## EXERCISE INPUTS
--- Begin ---

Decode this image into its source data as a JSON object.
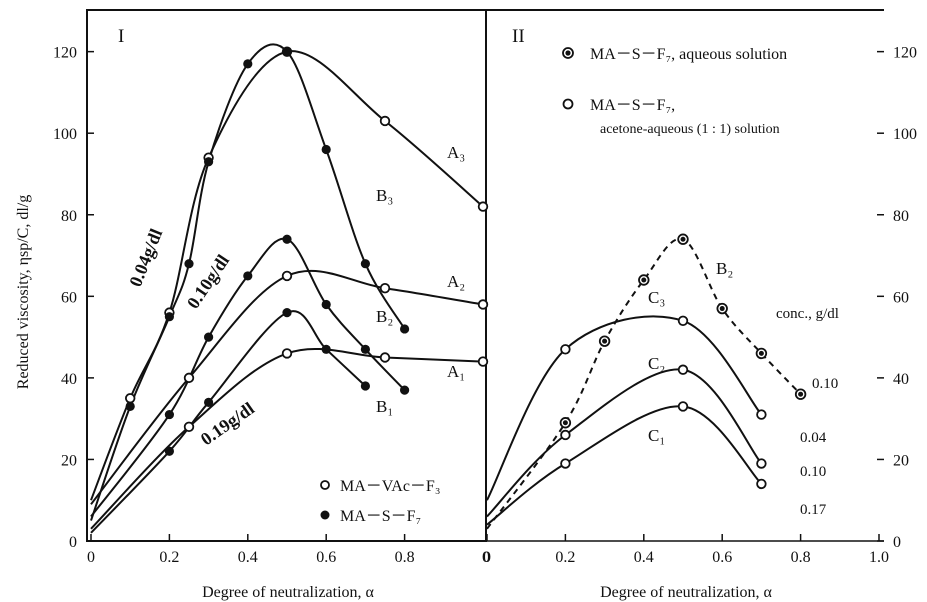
{
  "chart_data": [
    {
      "type": "line",
      "panel_label": "I",
      "xlabel": "Degree of neutralization, α",
      "ylabel": "Reduced viscosity, ηsp/C, dl/g",
      "xlim": [
        0,
        1.0
      ],
      "ylim": [
        0,
        130
      ],
      "x_ticks": [
        "0",
        "0.2",
        "0.4",
        "0.6",
        "0.8"
      ],
      "y_ticks": [
        "0",
        "20",
        "40",
        "60",
        "80",
        "100",
        "120"
      ],
      "legend": [
        {
          "marker": "open",
          "label": "MA－VAc－F₃"
        },
        {
          "marker": "filled",
          "label": "MA－S－F₇"
        }
      ],
      "concentration_labels": [
        "0.04g/dl",
        "0.10g/dl",
        "0.19g/dl"
      ],
      "series": [
        {
          "name": "A₃",
          "marker": "open",
          "points": [
            [
              0,
              10
            ],
            [
              0.1,
              35
            ],
            [
              0.2,
              56
            ],
            [
              0.3,
              94
            ],
            [
              0.5,
              120
            ],
            [
              0.75,
              103
            ],
            [
              1.0,
              82
            ]
          ]
        },
        {
          "name": "B₃",
          "marker": "filled",
          "points": [
            [
              0,
              5
            ],
            [
              0.1,
              33
            ],
            [
              0.2,
              55
            ],
            [
              0.25,
              68
            ],
            [
              0.3,
              93
            ],
            [
              0.4,
              117
            ],
            [
              0.5,
              120
            ],
            [
              0.6,
              96
            ],
            [
              0.7,
              68
            ],
            [
              0.8,
              52
            ]
          ]
        },
        {
          "name": "A₂",
          "marker": "open",
          "points": [
            [
              0,
              9
            ],
            [
              0.25,
              40
            ],
            [
              0.5,
              65
            ],
            [
              0.75,
              62
            ],
            [
              1.0,
              58
            ]
          ]
        },
        {
          "name": "B₂",
          "marker": "filled",
          "points": [
            [
              0,
              6
            ],
            [
              0.2,
              31
            ],
            [
              0.3,
              50
            ],
            [
              0.4,
              65
            ],
            [
              0.5,
              74
            ],
            [
              0.6,
              58
            ],
            [
              0.7,
              47
            ],
            [
              0.8,
              37
            ]
          ]
        },
        {
          "name": "A₁",
          "marker": "open",
          "points": [
            [
              0,
              3
            ],
            [
              0.25,
              28
            ],
            [
              0.5,
              46
            ],
            [
              0.75,
              45
            ],
            [
              1.0,
              44
            ]
          ]
        },
        {
          "name": "B₁",
          "marker": "filled",
          "points": [
            [
              0,
              2
            ],
            [
              0.2,
              22
            ],
            [
              0.3,
              34
            ],
            [
              0.5,
              56
            ],
            [
              0.6,
              47
            ],
            [
              0.7,
              38
            ]
          ]
        }
      ]
    },
    {
      "type": "line",
      "panel_label": "II",
      "xlabel": "Degree of neutralization, α",
      "ylabel": "",
      "xlim": [
        0,
        1.0
      ],
      "ylim": [
        0,
        130
      ],
      "x_ticks": [
        "0",
        "0.2",
        "0.4",
        "0.6",
        "0.8",
        "1.0"
      ],
      "y_ticks": [
        "0",
        "20",
        "40",
        "60",
        "80",
        "100",
        "120"
      ],
      "legend": [
        {
          "marker": "half",
          "label": "MA－S－F₇,  aqueous solution"
        },
        {
          "marker": "open",
          "label": "MA－S－F₇,",
          "label2": "acetone-aqueous (1 : 1) solution"
        }
      ],
      "conc_header": "conc., g/dl",
      "conc_values": [
        "0.10",
        "0.04",
        "0.10",
        "0.17"
      ],
      "series": [
        {
          "name": "B₂",
          "marker": "half",
          "dashed": true,
          "points": [
            [
              0,
              3
            ],
            [
              0.2,
              29
            ],
            [
              0.3,
              49
            ],
            [
              0.4,
              64
            ],
            [
              0.5,
              74
            ],
            [
              0.6,
              57
            ],
            [
              0.7,
              46
            ],
            [
              0.8,
              36
            ]
          ]
        },
        {
          "name": "C₃",
          "marker": "open",
          "points": [
            [
              0,
              10
            ],
            [
              0.2,
              47
            ],
            [
              0.5,
              54
            ],
            [
              0.7,
              31
            ]
          ]
        },
        {
          "name": "C₂",
          "marker": "open",
          "points": [
            [
              0,
              6
            ],
            [
              0.2,
              26
            ],
            [
              0.5,
              42
            ],
            [
              0.7,
              19
            ]
          ]
        },
        {
          "name": "C₁",
          "marker": "open",
          "points": [
            [
              0,
              4
            ],
            [
              0.2,
              19
            ],
            [
              0.5,
              33
            ],
            [
              0.7,
              14
            ]
          ]
        }
      ]
    }
  ]
}
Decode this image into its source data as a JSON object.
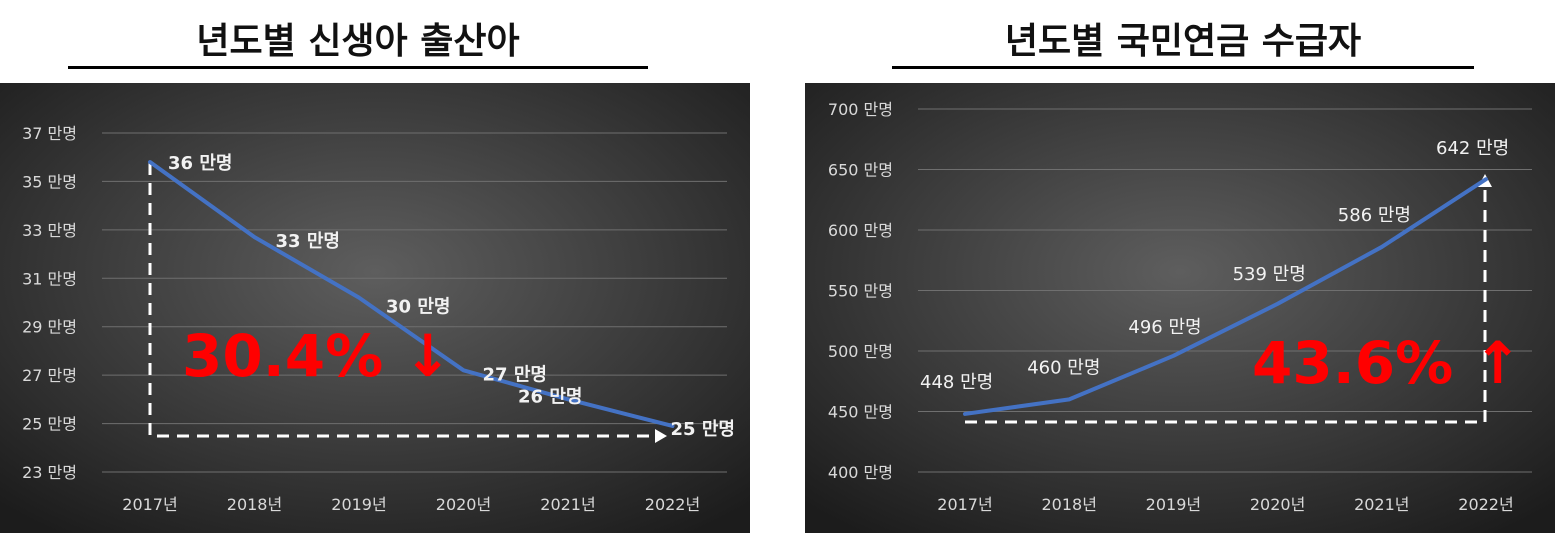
{
  "chart_data": [
    {
      "type": "line",
      "title": "년도별 신생아 출산아",
      "categories": [
        "2017년",
        "2018년",
        "2019년",
        "2020년",
        "2021년",
        "2022년"
      ],
      "values": [
        35.8,
        32.7,
        30.2,
        27.2,
        26.0,
        24.9
      ],
      "data_labels": [
        "36 만명",
        "33 만명",
        "30 만명",
        "27 만명",
        "26 만명",
        "25 만명"
      ],
      "y_ticks": [
        23,
        25,
        27,
        29,
        31,
        33,
        35,
        37
      ],
      "y_tick_labels": [
        "23 만명",
        "25 만명",
        "27 만명",
        "29 만명",
        "31 만명",
        "33 만명",
        "35 만명",
        "37 만명"
      ],
      "ylim": [
        23,
        37
      ],
      "grid": true,
      "annotation": "30.4% ↓",
      "line_color": "#4472C4",
      "annotation_color": "#FF0000"
    },
    {
      "type": "line",
      "title": "년도별 국민연금 수급자",
      "categories": [
        "2017년",
        "2018년",
        "2019년",
        "2020년",
        "2021년",
        "2022년"
      ],
      "values": [
        448,
        460,
        496,
        539,
        586,
        642
      ],
      "data_labels": [
        "448 만명",
        "460 만명",
        "496 만명",
        "539 만명",
        "586 만명",
        "642 만명"
      ],
      "y_ticks": [
        400,
        450,
        500,
        550,
        600,
        650,
        700
      ],
      "y_tick_labels": [
        "400 만명",
        "450 만명",
        "500 만명",
        "550 만명",
        "600 만명",
        "650 만명",
        "700 만명"
      ],
      "ylim": [
        400,
        700
      ],
      "grid": true,
      "annotation": "43.6% ↑",
      "line_color": "#4472C4",
      "annotation_color": "#FF0000"
    }
  ]
}
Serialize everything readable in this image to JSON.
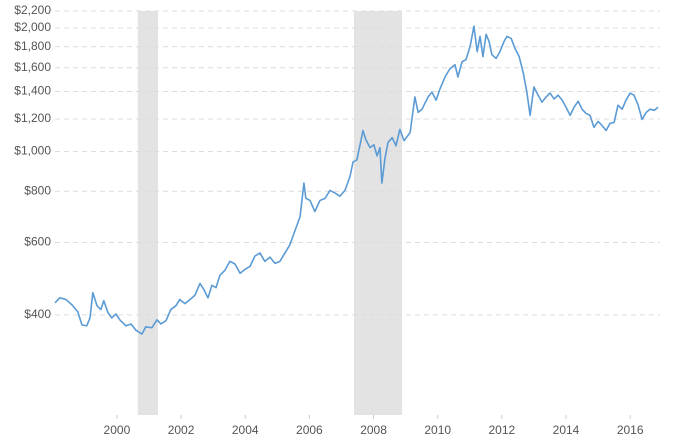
{
  "chart_data": {
    "type": "line",
    "log_y": true,
    "grid": true,
    "xlim": [
      1998.07,
      2016.93
    ],
    "ylim": [
      228,
      2200
    ],
    "xticks": [
      2000,
      2002,
      2004,
      2006,
      2008,
      2010,
      2012,
      2014,
      2016
    ],
    "yticks": [
      {
        "value": 400,
        "label": "$400"
      },
      {
        "value": 600,
        "label": "$600"
      },
      {
        "value": 800,
        "label": "$800"
      },
      {
        "value": 1000,
        "label": "$1,000"
      },
      {
        "value": 1200,
        "label": "$1,200"
      },
      {
        "value": 1400,
        "label": "$1,400"
      },
      {
        "value": 1600,
        "label": "$1,600"
      },
      {
        "value": 1800,
        "label": "$1,800"
      },
      {
        "value": 2000,
        "label": "$2,000"
      },
      {
        "value": 2200,
        "label": "$2,200"
      }
    ],
    "recessions": [
      [
        2000.65,
        2001.28
      ],
      [
        2007.39,
        2008.89
      ]
    ],
    "recession_color": "#e3e3e3",
    "series": [
      {
        "color": "#5b9bd5",
        "x": [
          1998.07,
          1998.22,
          1998.41,
          1998.6,
          1998.78,
          1998.91,
          1999.06,
          1999.16,
          1999.25,
          1999.38,
          1999.5,
          1999.59,
          1999.72,
          1999.84,
          1999.97,
          2000.09,
          2000.28,
          2000.44,
          2000.59,
          2000.78,
          2000.9,
          2001.09,
          2001.25,
          2001.37,
          2001.53,
          2001.68,
          2001.84,
          2001.96,
          2002.12,
          2002.28,
          2002.43,
          2002.59,
          2002.71,
          2002.84,
          2002.96,
          2003.09,
          2003.21,
          2003.37,
          2003.52,
          2003.68,
          2003.84,
          2003.99,
          2004.15,
          2004.3,
          2004.46,
          2004.61,
          2004.77,
          2004.93,
          2005.08,
          2005.24,
          2005.39,
          2005.55,
          2005.71,
          2005.83,
          2005.89,
          2006.02,
          2006.17,
          2006.33,
          2006.49,
          2006.64,
          2006.8,
          2006.95,
          2007.11,
          2007.27,
          2007.36,
          2007.48,
          2007.58,
          2007.67,
          2007.76,
          2007.89,
          2008.01,
          2008.11,
          2008.2,
          2008.26,
          2008.36,
          2008.45,
          2008.58,
          2008.7,
          2008.82,
          2008.95,
          2009.14,
          2009.29,
          2009.39,
          2009.51,
          2009.7,
          2009.82,
          2009.95,
          2010.07,
          2010.23,
          2010.38,
          2010.54,
          2010.63,
          2010.76,
          2010.88,
          2011.01,
          2011.13,
          2011.23,
          2011.32,
          2011.41,
          2011.51,
          2011.6,
          2011.69,
          2011.82,
          2011.94,
          2012.07,
          2012.16,
          2012.29,
          2012.41,
          2012.54,
          2012.66,
          2012.78,
          2012.88,
          2013.0,
          2013.13,
          2013.25,
          2013.38,
          2013.5,
          2013.63,
          2013.75,
          2013.88,
          2014.0,
          2014.13,
          2014.25,
          2014.38,
          2014.5,
          2014.62,
          2014.75,
          2014.87,
          2015.0,
          2015.12,
          2015.25,
          2015.37,
          2015.5,
          2015.62,
          2015.75,
          2015.87,
          2016.0,
          2016.12,
          2016.25,
          2016.37,
          2016.5,
          2016.62,
          2016.75,
          2016.87
        ],
        "values": [
          428,
          440,
          436,
          423,
          407,
          378,
          376,
          393,
          453,
          421,
          412,
          433,
          405,
          393,
          402,
          389,
          376,
          380,
          367,
          359,
          374,
          372,
          389,
          380,
          387,
          412,
          421,
          436,
          426,
          436,
          446,
          477,
          461,
          440,
          472,
          466,
          499,
          514,
          540,
          532,
          505,
          516,
          525,
          556,
          566,
          540,
          553,
          534,
          540,
          566,
          592,
          641,
          694,
          838,
          769,
          760,
          714,
          760,
          769,
          804,
          792,
          778,
          804,
          871,
          943,
          954,
          1039,
          1125,
          1069,
          1022,
          1039,
          976,
          1022,
          838,
          966,
          1051,
          1081,
          1033,
          1132,
          1063,
          1112,
          1358,
          1246,
          1268,
          1358,
          1396,
          1334,
          1420,
          1520,
          1591,
          1627,
          1520,
          1655,
          1674,
          1803,
          2020,
          1752,
          1908,
          1703,
          1930,
          1856,
          1722,
          1686,
          1752,
          1856,
          1908,
          1886,
          1784,
          1703,
          1564,
          1396,
          1225,
          1436,
          1372,
          1319,
          1358,
          1388,
          1343,
          1372,
          1334,
          1282,
          1225,
          1282,
          1326,
          1268,
          1239,
          1225,
          1145,
          1184,
          1158,
          1125,
          1171,
          1177,
          1297,
          1268,
          1334,
          1388,
          1372,
          1297,
          1197,
          1246,
          1268,
          1260,
          1282
        ]
      }
    ]
  }
}
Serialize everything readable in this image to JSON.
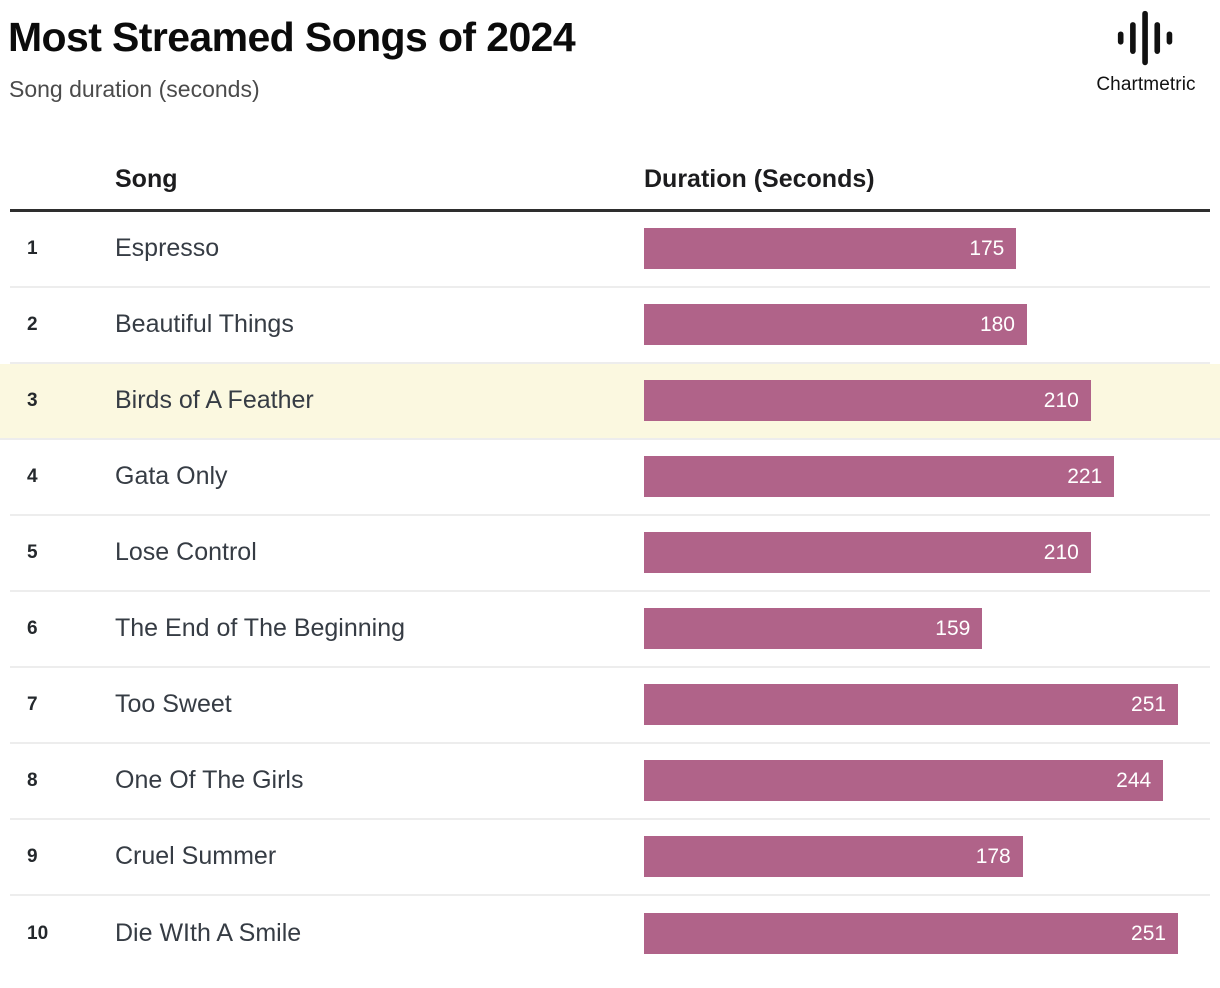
{
  "page": {
    "title": "Most Streamed Songs of 2024",
    "subtitle": "Song duration (seconds)",
    "brand": {
      "name": "Chartmetric",
      "icon": "waveform-icon"
    }
  },
  "table": {
    "columns": {
      "song": "Song",
      "duration": "Duration (Seconds)"
    },
    "rows": [
      {
        "rank": "1",
        "song": "Espresso",
        "duration": 175,
        "highlighted": false
      },
      {
        "rank": "2",
        "song": "Beautiful Things",
        "duration": 180,
        "highlighted": false
      },
      {
        "rank": "3",
        "song": "Birds of A Feather",
        "duration": 210,
        "highlighted": true
      },
      {
        "rank": "4",
        "song": "Gata Only",
        "duration": 221,
        "highlighted": false
      },
      {
        "rank": "5",
        "song": "Lose Control",
        "duration": 210,
        "highlighted": false
      },
      {
        "rank": "6",
        "song": "The End of The Beginning",
        "duration": 159,
        "highlighted": false
      },
      {
        "rank": "7",
        "song": "Too Sweet",
        "duration": 251,
        "highlighted": false
      },
      {
        "rank": "8",
        "song": "One Of The Girls",
        "duration": 244,
        "highlighted": false
      },
      {
        "rank": "9",
        "song": "Cruel Summer",
        "duration": 178,
        "highlighted": false
      },
      {
        "rank": "10",
        "song": "Die WIth A Smile",
        "duration": 251,
        "highlighted": false
      }
    ]
  },
  "chart_data": {
    "type": "bar",
    "orientation": "horizontal",
    "title": "Most Streamed Songs of 2024",
    "subtitle": "Song duration (seconds)",
    "xlabel": "Duration (Seconds)",
    "ylabel": "Song",
    "categories": [
      "Espresso",
      "Beautiful Things",
      "Birds of A Feather",
      "Gata Only",
      "Lose Control",
      "The End of The Beginning",
      "Too Sweet",
      "One Of The Girls",
      "Cruel Summer",
      "Die WIth A Smile"
    ],
    "values": [
      175,
      180,
      210,
      221,
      210,
      159,
      251,
      244,
      178,
      251
    ],
    "xlim": [
      0,
      266
    ],
    "grid": false,
    "legend": "none",
    "value_labels": "inside-end-white",
    "bar_color": "#b06389",
    "highlight_row_index": 2,
    "highlight_color": "#fbf8e0",
    "header_rule_color": "#2e2e2e",
    "row_divider_color": "#ededed"
  }
}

--- End ---

## REQUEST
From the entries above, copy every line that holds the word "grid".

## ANSWER TO THE PROBLEM
      "grid": true,
      "grid": true,
    "grid": true,
    "grid": false,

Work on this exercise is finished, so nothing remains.